Dataset entries
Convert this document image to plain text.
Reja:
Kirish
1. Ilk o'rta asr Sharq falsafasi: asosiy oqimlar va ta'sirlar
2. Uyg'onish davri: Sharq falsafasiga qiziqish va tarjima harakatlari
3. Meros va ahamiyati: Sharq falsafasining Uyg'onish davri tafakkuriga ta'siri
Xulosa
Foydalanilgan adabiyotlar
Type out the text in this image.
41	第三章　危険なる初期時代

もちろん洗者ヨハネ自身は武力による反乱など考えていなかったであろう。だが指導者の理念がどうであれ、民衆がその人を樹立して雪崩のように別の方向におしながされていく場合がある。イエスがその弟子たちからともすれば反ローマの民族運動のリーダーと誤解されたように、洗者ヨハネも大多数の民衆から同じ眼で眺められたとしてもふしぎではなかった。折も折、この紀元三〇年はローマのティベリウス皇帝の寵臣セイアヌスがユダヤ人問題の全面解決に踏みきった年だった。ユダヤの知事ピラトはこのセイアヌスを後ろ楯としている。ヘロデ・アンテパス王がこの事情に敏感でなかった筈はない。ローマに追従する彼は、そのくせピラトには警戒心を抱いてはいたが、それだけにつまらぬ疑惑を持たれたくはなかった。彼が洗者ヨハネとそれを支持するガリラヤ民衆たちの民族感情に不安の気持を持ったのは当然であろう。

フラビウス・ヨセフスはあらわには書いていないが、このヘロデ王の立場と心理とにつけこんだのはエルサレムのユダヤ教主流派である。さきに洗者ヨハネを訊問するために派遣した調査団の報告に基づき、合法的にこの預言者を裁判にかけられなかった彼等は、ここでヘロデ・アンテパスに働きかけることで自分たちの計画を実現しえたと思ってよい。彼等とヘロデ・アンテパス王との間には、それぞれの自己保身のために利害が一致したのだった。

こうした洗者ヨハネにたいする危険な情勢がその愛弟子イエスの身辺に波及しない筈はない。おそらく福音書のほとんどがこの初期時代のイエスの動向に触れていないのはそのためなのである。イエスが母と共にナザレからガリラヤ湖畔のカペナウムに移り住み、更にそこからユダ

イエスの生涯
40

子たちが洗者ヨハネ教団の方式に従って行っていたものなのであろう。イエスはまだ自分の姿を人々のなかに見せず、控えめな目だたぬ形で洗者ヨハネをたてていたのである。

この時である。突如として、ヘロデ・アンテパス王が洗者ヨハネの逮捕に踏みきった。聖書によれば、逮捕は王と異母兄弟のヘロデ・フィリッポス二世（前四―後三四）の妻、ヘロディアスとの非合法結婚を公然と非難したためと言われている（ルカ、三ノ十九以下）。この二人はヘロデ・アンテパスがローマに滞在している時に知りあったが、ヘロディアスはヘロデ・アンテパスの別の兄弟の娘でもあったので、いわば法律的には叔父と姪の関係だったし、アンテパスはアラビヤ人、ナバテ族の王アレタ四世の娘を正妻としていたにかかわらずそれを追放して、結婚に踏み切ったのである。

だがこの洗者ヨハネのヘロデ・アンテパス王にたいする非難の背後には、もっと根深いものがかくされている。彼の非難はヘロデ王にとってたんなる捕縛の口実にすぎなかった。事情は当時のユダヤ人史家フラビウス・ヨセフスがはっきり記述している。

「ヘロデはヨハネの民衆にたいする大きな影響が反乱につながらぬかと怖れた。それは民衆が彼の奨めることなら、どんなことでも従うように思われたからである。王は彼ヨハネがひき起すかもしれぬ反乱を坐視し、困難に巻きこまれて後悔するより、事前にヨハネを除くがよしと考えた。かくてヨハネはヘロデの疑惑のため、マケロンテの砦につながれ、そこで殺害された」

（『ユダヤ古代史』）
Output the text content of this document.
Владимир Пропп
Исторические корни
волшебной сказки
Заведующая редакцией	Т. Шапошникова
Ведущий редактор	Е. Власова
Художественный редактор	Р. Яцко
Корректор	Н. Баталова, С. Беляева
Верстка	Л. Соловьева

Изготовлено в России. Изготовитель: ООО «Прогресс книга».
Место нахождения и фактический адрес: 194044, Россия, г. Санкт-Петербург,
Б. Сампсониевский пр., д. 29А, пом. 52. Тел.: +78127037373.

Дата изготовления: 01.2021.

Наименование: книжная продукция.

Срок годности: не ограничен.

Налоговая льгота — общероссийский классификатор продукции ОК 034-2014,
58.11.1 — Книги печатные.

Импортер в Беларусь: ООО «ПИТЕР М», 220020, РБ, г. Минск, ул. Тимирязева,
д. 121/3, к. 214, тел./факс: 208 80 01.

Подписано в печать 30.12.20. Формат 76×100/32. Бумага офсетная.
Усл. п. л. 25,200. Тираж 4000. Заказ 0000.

* **WHAT IS BEING ASKED**
Print the listing above in full, exactly as it is.

* **ANSWER TO THE PROBLEM**
Convert this document image to plain text.
Reja:
Kirish
1. Ilk o'rta asr Sharq falsafasi: asosiy oqimlar va ta'sirlar
2. Uyg'onish davri: Sharq falsafasiga qiziqish va tarjima harakatlari
3. Meros va ahamiyati: Sharq falsafasining Uyg'onish davri tafakkuriga ta'siri
Xulosa
Foydalanilgan adabiyotlar
Type out the text in this image.
41	第三章　危険なる初期時代

もちろん洗者ヨハネ自身は武力による反乱など考えていなかったであろう。だが指導者の理念がどうであれ、民衆がその人を樹立して雪崩のように別の方向におしながされていく場合がある。イエスがその弟子たちからともすれば反ローマの民族運動のリーダーと誤解されたように、洗者ヨハネも大多数の民衆から同じ眼で眺められたとしてもふしぎではなかった。折も折、この紀元三〇年はローマのティベリウス皇帝の寵臣セイアヌスがユダヤ人問題の全面解決に踏みきった年だった。ユダヤの知事ピラトはこのセイアヌスを後ろ楯としている。ヘロデ・アンテパス王がこの事情に敏感でなかった筈はない。ローマに追従する彼は、そのくせピラトには警戒心を抱いてはいたが、それだけにつまらぬ疑惑を持たれたくはなかった。彼が洗者ヨハネとそれを支持するガリラヤ民衆たちの民族感情に不安の気持を持ったのは当然であろう。

フラビウス・ヨセフスはあらわには書いていないが、このヘロデ王の立場と心理とにつけこんだのはエルサレムのユダヤ教主流派である。さきに洗者ヨハネを訊問するために派遣した調査団の報告に基づき、合法的にこの預言者を裁判にかけられなかった彼等は、ここでヘロデ・アンテパスに働きかけることで自分たちの計画を実現しえたと思ってよい。彼等とヘロデ・アンテパス王との間には、それぞれの自己保身のために利害が一致したのだった。

こうした洗者ヨハネにたいする危険な情勢がその愛弟子イエスの身辺に波及しない筈はない。おそらく福音書のほとんどがこの初期時代のイエスの動向に触れていないのはそのためなのである。イエスが母と共にナザレからガリラヤ湖畔のカペナウムに移り住み、更にそこからユダ

イエスの生涯
40

子たちが洗者ヨハネ教団の方式に従って行っていたものなのであろう。イエスはまだ自分の姿を人々のなかに見せず、控えめな目だたぬ形で洗者ヨハネをたてていたのである。

この時である。突如として、ヘロデ・アンテパス王が洗者ヨハネの逮捕に踏みきった。聖書によれば、逮捕は王と異母兄弟のヘロデ・フィリッポス二世（前四―後三四）の妻、ヘロディアスとの非合法結婚を公然と非難したためと言われている（ルカ、三ノ十九以下）。この二人はヘロデ・アンテパスがローマに滞在している時に知りあったが、ヘロディアスはヘロデ・アンテパスの別の兄弟の娘でもあったので、いわば法律的には叔父と姪の関係だったし、アンテパスはアラビヤ人、ナバテ族の王アレタ四世の娘を正妻としていたにかかわらずそれを追放して、結婚に踏み切ったのである。

だがこの洗者ヨハネのヘロデ・アンテパス王にたいする非難の背後には、もっと根深いものがかくされている。彼の非難はヘロデ王にとってたんなる捕縛の口実にすぎなかった。事情は当時のユダヤ人史家フラビウス・ヨセフスがはっきり記述している。

「ヘロデはヨハネの民衆にたいする大きな影響が反乱につながらぬかと怖れた。それは民衆が彼の奨めることなら、どんなことでも従うように思われたからである。王は彼ヨハネがひき起すかもしれぬ反乱を坐視し、困難に巻きこまれて後悔するより、事前にヨハネを除くがよしと考えた。かくてヨハネはヘロデの疑惑のため、マケロンテの砦につながれ、そこで殺害された」

（『ユダヤ古代史』）
Output the text content of this document.
Владимир Пропп
Исторические корни
волшебной сказки
Заведующая редакцией	Т. Шапошникова
Ведущий редактор	Е. Власова
Художественный редактор	Р. Яцко
Корректор	Н. Баталова, С. Беляева
Верстка	Л. Соловьева

Изготовлено в России. Изготовитель: ООО «Прогресс книга».
Место нахождения и фактический адрес: 194044, Россия, г. Санкт-Петербург,
Б. Сампсониевский пр., д. 29А, пом. 52. Тел.: +78127037373.

Дата изготовления: 01.2021.

Наименование: книжная продукция.

Срок годности: не ограничен.

Налоговая льгота — общероссийский классификатор продукции ОК 034-2014,
58.11.1 — Книги печатные.

Импортер в Беларусь: ООО «ПИТЕР М», 220020, РБ, г. Минск, ул. Тимирязева,
д. 121/3, к. 214, тел./факс: 208 80 01.

Подписано в печать 30.12.20. Формат 76×100/32. Бумага офсетная.
Усл. п. л. 25,200. Тираж 4000. Заказ 0000.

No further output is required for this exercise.